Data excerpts
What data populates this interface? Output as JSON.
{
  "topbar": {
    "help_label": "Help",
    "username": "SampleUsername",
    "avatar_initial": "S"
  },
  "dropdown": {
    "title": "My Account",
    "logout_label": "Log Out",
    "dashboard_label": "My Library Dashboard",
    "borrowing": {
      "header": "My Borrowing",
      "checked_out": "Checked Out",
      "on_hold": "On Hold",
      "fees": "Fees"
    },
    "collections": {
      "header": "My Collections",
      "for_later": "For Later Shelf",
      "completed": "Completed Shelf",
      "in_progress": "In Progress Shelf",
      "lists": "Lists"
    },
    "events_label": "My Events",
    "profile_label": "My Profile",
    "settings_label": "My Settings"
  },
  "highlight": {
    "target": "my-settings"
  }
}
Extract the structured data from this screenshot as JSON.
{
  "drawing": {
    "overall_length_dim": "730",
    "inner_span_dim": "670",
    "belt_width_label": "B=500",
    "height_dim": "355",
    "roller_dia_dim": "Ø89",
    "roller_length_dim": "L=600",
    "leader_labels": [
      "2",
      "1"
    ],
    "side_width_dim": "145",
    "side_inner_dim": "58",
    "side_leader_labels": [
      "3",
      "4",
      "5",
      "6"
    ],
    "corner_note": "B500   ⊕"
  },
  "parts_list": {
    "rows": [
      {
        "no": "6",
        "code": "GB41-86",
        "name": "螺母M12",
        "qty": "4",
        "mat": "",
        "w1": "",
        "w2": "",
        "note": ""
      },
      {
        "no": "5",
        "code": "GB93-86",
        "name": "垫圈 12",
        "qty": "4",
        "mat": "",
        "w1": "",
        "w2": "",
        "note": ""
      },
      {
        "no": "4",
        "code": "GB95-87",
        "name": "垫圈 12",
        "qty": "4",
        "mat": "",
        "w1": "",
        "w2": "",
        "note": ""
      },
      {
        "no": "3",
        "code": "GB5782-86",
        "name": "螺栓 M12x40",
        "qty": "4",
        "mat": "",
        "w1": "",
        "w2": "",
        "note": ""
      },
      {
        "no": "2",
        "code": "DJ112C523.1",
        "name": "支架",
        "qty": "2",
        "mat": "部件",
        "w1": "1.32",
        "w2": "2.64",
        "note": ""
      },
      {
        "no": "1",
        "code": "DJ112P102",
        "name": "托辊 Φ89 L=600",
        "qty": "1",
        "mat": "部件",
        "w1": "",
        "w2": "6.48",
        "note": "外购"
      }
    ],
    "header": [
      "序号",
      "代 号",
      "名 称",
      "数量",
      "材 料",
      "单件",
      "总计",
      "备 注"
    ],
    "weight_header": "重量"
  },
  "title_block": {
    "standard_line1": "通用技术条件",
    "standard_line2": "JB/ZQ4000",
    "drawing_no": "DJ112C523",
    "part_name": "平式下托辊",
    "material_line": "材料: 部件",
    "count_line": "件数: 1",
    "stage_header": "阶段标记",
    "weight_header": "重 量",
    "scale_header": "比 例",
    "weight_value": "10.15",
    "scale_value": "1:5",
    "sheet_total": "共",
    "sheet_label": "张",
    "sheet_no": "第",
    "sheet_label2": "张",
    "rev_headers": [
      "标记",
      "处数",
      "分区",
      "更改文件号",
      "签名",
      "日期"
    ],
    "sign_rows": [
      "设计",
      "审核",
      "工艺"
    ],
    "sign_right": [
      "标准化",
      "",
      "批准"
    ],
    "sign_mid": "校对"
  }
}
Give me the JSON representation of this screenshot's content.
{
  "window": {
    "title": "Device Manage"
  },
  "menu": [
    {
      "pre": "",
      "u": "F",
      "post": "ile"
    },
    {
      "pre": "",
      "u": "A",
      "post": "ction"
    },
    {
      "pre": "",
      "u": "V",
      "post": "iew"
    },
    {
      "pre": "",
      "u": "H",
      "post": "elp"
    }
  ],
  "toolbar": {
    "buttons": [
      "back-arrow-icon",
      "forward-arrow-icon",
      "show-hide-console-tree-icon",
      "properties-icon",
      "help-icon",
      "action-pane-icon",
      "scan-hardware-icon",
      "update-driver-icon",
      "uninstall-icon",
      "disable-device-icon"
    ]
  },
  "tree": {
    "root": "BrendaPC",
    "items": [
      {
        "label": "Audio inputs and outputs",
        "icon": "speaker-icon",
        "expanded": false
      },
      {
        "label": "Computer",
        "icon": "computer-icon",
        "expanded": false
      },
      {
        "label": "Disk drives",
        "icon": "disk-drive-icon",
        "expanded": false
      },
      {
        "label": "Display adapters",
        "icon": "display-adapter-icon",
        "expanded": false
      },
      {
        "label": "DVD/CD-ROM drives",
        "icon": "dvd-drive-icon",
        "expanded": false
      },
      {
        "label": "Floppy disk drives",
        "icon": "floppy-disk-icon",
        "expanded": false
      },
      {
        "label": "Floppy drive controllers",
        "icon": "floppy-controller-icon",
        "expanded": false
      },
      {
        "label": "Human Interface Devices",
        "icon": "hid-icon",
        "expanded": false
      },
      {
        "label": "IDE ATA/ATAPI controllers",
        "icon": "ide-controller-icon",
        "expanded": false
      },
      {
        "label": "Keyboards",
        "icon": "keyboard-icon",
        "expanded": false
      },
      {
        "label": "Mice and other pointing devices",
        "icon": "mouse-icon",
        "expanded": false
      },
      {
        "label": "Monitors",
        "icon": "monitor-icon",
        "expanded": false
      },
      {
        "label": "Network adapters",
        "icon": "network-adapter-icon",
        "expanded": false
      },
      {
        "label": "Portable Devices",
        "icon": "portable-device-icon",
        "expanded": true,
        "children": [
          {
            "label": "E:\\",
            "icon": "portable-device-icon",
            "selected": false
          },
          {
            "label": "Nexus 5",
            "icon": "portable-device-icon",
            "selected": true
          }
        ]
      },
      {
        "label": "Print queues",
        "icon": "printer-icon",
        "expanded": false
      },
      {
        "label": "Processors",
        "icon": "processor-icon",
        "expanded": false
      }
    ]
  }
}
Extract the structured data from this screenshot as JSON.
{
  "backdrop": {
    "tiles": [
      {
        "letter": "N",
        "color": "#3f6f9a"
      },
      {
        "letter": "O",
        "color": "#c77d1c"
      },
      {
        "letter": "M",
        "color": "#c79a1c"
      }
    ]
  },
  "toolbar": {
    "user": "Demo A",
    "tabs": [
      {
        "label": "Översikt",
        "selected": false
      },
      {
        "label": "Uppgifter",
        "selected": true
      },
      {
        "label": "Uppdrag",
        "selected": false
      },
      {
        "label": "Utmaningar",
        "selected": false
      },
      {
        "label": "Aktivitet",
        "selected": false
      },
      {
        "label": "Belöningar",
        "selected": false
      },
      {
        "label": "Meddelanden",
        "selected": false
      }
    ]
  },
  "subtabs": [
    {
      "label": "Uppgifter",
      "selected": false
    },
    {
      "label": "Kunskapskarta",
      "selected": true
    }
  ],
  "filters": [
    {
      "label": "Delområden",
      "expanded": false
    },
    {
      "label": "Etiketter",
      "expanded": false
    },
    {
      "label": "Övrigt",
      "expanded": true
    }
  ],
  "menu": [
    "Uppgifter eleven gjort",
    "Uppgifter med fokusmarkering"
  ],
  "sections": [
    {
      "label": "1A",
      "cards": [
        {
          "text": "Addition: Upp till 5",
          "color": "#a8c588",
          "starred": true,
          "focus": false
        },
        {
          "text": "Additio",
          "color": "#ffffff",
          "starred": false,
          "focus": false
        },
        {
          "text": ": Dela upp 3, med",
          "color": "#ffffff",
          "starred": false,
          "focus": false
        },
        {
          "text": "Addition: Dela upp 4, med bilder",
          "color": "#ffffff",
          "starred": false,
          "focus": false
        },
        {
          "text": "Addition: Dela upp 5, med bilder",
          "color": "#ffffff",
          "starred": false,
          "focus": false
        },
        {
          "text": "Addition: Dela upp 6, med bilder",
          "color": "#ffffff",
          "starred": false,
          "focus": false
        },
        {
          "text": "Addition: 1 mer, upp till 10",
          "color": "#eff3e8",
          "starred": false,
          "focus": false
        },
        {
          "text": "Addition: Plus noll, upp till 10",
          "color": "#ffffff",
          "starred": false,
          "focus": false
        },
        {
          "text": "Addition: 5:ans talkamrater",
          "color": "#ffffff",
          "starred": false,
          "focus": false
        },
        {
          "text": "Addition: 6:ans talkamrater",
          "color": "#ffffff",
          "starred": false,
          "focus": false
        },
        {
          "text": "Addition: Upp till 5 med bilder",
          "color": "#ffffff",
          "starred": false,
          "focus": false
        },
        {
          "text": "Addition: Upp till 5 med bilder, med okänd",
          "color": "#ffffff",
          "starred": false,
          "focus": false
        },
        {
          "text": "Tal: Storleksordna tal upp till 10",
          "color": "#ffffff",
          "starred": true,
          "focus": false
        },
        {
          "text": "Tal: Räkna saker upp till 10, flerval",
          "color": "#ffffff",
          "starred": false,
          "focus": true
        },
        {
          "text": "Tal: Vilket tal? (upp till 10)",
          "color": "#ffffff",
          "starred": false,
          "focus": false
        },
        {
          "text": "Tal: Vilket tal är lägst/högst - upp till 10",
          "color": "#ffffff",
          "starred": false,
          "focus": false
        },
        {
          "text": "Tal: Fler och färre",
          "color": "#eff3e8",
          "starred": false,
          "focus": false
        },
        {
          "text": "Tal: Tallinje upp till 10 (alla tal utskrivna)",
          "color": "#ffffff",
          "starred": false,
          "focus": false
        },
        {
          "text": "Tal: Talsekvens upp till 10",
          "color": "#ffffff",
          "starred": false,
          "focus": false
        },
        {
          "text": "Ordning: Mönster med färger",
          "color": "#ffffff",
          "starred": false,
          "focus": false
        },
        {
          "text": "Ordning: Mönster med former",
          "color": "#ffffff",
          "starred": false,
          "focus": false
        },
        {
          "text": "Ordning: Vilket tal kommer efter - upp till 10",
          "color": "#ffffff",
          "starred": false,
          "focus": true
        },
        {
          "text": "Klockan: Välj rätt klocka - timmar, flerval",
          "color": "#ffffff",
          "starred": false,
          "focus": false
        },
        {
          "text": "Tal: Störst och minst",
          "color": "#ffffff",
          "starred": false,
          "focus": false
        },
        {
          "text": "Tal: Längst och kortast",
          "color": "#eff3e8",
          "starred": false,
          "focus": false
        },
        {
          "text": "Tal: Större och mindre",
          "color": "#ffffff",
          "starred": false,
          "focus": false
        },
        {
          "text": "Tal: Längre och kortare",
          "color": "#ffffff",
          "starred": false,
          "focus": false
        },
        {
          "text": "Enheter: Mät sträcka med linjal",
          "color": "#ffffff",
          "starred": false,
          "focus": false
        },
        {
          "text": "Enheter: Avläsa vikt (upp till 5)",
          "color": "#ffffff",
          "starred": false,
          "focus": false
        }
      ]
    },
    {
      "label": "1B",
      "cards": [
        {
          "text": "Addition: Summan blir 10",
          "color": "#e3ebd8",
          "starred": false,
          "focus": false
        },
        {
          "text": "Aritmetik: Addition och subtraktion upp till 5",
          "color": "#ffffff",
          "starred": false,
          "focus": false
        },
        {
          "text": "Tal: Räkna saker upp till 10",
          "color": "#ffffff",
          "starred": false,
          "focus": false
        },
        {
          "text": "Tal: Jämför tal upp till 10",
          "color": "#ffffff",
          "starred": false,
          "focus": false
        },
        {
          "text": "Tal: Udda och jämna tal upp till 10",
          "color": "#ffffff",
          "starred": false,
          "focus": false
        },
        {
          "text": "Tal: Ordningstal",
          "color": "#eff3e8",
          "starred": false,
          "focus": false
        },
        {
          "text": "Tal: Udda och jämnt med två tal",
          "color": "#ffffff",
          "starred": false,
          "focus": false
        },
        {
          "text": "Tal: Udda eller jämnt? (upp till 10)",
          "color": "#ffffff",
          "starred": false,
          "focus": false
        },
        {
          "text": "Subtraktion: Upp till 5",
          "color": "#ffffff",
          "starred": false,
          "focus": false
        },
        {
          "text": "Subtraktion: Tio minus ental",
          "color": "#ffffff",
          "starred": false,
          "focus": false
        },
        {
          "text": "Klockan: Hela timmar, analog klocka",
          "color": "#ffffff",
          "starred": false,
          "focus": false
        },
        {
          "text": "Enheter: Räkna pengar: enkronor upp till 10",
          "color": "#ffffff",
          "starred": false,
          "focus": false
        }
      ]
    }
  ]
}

WHAT IS NEEDED
Lines that hold "bilder" are the ones to copy; find all of them.

SOLUTION TO THIS PROBLEM
          "text": "Addition: Dela upp 4, med bilder",
          "text": "Addition: Dela upp 5, med bilder",
          "text": "Addition: Dela upp 6, med bilder",
          "text": "Addition: Upp till 5 med bilder",
          "text": "Addition: Upp till 5 med bilder, med okänd",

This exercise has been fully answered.